BEGIN RAW DATA

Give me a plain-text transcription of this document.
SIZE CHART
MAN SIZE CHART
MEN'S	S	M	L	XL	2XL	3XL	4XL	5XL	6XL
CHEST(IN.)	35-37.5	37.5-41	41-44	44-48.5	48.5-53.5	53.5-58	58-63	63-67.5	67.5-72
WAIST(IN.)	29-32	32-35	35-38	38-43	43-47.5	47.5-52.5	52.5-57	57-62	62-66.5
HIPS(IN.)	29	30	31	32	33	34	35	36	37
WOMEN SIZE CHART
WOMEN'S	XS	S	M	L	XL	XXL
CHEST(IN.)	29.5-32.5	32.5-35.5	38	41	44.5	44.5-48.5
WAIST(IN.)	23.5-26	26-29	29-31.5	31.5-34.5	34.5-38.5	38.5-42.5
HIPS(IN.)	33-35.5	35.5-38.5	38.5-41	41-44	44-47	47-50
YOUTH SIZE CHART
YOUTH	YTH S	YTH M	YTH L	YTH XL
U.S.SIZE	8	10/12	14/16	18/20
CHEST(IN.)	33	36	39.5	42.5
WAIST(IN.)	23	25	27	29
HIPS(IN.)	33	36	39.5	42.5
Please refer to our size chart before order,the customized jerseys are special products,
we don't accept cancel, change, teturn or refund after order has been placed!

END RAW DATA

DIRECTIONS FOR THIS TASK:
Using the listing above, list every line in which the string "YOUTH" occurs.

TASK RESPONSE:
YOUTH SIZE CHART
YOUTH	YTH S	YTH M	YTH L	YTH XL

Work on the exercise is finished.